Begin
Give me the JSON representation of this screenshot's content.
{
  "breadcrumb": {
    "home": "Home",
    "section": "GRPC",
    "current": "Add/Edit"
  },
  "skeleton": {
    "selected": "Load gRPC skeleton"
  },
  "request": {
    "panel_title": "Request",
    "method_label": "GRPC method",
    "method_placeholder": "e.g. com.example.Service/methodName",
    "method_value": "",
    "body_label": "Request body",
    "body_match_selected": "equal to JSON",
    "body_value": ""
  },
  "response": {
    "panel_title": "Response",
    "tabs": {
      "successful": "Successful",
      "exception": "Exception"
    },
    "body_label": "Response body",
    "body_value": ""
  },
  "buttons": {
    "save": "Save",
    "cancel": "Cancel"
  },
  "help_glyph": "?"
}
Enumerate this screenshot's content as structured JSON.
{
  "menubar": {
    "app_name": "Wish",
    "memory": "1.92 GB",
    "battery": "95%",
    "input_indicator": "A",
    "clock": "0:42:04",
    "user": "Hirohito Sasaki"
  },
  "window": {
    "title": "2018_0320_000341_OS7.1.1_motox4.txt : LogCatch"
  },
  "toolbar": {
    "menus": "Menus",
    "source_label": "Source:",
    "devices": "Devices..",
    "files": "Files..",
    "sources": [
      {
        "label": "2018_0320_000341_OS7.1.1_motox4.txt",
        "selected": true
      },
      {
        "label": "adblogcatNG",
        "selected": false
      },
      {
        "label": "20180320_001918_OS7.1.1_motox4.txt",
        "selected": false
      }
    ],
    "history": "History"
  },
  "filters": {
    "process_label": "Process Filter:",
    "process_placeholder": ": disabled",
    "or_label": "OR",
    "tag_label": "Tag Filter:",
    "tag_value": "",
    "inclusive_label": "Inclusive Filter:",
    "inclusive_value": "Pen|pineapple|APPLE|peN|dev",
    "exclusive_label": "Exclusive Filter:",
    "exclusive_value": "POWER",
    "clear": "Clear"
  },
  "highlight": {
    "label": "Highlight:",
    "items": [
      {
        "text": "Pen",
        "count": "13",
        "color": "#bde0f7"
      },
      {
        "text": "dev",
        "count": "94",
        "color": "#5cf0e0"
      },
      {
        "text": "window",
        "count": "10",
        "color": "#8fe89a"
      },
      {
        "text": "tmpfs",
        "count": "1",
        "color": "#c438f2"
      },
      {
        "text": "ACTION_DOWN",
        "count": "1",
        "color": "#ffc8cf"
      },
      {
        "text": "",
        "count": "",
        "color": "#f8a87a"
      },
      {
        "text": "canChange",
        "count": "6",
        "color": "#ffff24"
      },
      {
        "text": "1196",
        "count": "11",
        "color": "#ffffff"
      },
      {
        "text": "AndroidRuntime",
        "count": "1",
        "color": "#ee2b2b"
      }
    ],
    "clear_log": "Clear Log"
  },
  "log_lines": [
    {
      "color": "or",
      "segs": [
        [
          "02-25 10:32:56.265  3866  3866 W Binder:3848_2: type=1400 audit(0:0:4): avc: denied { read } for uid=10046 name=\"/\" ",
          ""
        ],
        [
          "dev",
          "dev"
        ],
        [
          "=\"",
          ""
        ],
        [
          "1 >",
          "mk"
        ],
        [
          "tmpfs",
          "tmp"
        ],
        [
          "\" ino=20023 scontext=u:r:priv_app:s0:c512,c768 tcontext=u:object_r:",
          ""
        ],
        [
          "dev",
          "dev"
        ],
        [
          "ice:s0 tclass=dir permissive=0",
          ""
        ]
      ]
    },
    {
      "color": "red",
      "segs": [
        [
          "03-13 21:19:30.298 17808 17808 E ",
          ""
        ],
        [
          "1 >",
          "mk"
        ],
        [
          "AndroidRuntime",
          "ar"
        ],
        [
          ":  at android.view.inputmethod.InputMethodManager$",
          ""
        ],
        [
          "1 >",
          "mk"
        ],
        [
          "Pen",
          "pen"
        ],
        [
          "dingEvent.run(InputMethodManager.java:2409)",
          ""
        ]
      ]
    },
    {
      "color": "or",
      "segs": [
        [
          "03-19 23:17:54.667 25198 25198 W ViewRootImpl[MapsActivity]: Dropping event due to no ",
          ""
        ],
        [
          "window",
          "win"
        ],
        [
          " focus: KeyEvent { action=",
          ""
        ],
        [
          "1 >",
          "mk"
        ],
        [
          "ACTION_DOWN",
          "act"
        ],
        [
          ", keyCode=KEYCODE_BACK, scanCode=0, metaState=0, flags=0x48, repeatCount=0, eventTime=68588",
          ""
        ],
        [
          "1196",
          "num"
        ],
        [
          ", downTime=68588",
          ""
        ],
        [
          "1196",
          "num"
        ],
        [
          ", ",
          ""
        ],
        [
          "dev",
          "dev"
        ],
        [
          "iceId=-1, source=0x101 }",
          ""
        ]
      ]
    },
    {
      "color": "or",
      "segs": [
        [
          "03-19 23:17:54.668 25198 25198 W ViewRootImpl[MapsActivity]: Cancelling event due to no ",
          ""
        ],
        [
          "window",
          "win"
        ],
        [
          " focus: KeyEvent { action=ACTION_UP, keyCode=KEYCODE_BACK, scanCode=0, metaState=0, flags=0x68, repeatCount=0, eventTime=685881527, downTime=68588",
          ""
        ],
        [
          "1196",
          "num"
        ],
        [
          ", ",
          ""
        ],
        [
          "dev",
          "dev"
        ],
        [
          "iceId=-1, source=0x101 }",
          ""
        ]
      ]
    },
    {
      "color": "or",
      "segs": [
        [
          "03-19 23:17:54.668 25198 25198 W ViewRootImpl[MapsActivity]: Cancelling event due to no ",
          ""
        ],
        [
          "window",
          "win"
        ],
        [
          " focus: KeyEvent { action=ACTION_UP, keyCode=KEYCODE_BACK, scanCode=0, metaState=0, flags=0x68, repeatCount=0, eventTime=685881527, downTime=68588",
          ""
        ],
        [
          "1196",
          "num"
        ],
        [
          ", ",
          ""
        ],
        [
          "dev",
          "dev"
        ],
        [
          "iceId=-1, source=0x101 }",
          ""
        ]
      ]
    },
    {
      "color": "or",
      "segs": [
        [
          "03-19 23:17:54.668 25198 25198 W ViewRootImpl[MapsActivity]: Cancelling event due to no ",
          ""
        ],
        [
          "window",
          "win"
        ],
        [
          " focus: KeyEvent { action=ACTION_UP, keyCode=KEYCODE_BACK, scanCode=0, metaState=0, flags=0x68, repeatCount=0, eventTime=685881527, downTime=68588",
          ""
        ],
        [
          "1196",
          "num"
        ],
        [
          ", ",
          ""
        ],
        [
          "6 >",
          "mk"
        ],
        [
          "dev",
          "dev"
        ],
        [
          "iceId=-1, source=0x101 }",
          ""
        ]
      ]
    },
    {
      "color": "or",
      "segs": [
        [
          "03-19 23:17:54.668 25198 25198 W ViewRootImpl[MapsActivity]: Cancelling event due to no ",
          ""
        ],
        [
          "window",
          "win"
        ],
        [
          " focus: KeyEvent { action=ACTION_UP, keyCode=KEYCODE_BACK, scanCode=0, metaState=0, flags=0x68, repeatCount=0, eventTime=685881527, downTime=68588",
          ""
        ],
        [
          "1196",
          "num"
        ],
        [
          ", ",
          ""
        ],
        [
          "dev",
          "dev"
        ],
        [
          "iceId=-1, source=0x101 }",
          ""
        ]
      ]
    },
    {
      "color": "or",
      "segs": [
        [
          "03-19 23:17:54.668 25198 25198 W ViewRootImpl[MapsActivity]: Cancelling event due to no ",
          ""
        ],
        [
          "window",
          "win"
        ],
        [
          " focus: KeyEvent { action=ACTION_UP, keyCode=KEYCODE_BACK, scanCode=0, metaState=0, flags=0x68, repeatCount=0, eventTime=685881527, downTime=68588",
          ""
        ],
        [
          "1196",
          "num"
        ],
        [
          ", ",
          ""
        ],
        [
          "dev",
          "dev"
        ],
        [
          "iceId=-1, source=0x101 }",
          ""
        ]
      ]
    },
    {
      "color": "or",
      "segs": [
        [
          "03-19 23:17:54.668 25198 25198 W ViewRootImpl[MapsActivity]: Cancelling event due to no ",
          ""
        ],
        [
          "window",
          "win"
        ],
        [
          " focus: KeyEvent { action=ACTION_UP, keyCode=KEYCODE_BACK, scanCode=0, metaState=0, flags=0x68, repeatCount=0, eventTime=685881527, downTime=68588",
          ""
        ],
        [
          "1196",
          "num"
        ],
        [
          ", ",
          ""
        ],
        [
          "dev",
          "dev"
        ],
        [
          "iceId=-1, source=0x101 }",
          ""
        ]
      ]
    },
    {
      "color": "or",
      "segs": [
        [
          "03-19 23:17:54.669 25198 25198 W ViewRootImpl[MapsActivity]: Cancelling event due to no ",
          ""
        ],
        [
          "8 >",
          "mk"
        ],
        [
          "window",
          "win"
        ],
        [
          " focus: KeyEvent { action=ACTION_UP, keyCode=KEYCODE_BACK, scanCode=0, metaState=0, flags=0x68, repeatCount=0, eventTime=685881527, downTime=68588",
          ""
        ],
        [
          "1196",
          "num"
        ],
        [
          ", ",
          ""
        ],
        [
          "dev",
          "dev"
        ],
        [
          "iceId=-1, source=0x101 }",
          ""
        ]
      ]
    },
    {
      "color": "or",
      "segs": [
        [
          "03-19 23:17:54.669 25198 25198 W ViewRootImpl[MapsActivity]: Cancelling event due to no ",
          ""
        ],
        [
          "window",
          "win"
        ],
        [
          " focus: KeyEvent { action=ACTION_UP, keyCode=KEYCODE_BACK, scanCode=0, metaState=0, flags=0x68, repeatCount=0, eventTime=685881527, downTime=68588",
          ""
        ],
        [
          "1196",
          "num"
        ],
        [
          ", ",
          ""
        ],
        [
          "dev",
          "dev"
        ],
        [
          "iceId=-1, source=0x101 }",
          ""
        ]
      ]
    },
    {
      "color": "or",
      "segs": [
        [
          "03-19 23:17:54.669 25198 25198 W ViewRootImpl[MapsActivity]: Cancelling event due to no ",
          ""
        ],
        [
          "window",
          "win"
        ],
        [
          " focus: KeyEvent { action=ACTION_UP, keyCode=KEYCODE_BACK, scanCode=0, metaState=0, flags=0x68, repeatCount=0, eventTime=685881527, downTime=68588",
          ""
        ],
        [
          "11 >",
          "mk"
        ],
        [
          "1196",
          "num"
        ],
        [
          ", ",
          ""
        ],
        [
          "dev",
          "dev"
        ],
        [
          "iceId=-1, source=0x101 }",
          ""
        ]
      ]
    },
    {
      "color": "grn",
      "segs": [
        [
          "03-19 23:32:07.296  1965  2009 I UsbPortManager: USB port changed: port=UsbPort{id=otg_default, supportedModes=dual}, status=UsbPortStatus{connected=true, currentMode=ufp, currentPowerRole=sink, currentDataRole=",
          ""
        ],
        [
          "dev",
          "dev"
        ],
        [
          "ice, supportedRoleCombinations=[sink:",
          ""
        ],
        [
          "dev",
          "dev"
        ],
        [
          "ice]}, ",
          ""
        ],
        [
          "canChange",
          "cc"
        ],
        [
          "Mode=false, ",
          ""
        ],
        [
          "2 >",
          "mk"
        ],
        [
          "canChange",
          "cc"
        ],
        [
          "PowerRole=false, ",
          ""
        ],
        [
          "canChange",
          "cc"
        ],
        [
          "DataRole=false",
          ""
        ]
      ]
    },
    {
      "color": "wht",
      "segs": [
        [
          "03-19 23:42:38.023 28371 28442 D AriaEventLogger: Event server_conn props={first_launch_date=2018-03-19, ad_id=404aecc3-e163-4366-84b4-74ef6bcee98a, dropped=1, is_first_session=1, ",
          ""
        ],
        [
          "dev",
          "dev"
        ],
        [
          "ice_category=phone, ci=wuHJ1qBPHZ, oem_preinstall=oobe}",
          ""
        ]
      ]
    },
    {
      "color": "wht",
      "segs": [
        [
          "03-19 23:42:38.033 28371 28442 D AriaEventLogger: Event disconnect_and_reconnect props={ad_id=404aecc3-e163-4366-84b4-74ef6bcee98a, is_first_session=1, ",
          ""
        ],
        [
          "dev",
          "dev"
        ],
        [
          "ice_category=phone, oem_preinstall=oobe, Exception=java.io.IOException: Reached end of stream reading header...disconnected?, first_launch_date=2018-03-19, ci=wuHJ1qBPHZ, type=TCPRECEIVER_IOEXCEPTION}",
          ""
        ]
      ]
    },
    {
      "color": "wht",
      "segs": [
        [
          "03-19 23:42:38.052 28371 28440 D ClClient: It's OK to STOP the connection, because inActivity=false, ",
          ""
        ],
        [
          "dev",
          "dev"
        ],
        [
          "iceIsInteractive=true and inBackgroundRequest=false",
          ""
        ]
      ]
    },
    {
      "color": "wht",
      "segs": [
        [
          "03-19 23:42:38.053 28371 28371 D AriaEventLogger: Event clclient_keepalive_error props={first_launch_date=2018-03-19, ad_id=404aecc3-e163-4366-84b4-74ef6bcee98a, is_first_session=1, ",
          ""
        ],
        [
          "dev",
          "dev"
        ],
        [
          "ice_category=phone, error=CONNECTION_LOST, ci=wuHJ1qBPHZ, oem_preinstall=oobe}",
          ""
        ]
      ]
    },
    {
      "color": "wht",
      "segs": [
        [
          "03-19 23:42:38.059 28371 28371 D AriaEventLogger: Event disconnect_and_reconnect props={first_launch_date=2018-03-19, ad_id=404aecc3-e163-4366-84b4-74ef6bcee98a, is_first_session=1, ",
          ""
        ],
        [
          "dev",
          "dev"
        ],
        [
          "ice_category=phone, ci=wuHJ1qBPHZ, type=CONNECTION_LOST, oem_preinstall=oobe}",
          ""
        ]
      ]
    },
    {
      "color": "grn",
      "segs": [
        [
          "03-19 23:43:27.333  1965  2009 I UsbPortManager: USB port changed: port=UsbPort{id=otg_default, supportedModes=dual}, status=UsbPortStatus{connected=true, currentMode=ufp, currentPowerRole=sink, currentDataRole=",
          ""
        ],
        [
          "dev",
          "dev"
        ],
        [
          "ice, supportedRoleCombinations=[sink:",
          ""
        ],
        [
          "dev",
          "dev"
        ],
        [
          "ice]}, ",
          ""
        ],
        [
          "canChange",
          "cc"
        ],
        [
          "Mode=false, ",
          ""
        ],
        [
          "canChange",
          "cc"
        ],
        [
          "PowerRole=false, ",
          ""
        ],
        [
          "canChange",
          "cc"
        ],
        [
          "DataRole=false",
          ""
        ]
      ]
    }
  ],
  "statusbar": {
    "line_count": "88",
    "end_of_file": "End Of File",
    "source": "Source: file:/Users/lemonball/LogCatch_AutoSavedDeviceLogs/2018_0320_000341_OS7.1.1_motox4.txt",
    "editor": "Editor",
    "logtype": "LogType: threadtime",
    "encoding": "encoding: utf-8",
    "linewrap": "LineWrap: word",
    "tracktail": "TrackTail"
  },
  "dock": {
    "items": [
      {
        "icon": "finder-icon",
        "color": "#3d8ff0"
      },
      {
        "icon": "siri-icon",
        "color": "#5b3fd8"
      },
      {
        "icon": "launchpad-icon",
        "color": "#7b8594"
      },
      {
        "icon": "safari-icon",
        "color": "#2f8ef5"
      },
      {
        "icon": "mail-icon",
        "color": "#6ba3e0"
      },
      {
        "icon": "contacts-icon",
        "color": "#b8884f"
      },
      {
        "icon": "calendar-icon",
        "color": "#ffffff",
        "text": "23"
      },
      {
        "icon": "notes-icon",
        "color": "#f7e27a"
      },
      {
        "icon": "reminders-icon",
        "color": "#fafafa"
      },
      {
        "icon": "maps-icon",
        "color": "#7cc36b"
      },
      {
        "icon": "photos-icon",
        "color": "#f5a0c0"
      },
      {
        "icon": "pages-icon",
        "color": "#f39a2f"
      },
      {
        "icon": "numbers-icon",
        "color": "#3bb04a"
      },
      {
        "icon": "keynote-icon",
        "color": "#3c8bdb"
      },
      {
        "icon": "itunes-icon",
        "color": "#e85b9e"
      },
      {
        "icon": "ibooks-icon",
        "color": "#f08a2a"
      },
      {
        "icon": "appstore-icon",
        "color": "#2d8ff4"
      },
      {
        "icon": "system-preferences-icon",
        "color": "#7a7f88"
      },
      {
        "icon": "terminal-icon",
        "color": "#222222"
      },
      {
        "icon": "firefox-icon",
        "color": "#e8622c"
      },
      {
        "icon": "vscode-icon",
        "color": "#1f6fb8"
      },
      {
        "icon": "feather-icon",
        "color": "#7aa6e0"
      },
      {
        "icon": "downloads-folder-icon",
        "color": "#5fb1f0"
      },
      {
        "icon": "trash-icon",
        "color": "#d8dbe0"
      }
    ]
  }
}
End
▸ **WHAT THIS TASK INVOLVES**: Find the word "currentMode" in the material, then list each line that holds it.

▸ **SOLUTION FOR THIS PROBLEM**:
          "03-19 23:32:07.296  1965  2009 I UsbPortManager: USB port changed: port=UsbPort{id=otg_default, supportedModes=dual}, status=UsbPortStatus{connected=true, currentMode=ufp, currentPowerRole=sink, currentDataRole=",
          "03-19 23:43:27.333  1965  2009 I UsbPortManager: USB port changed: port=UsbPort{id=otg_default, supportedModes=dual}, status=UsbPortStatus{connected=true, currentMode=ufp, currentPowerRole=sink, currentDataRole=",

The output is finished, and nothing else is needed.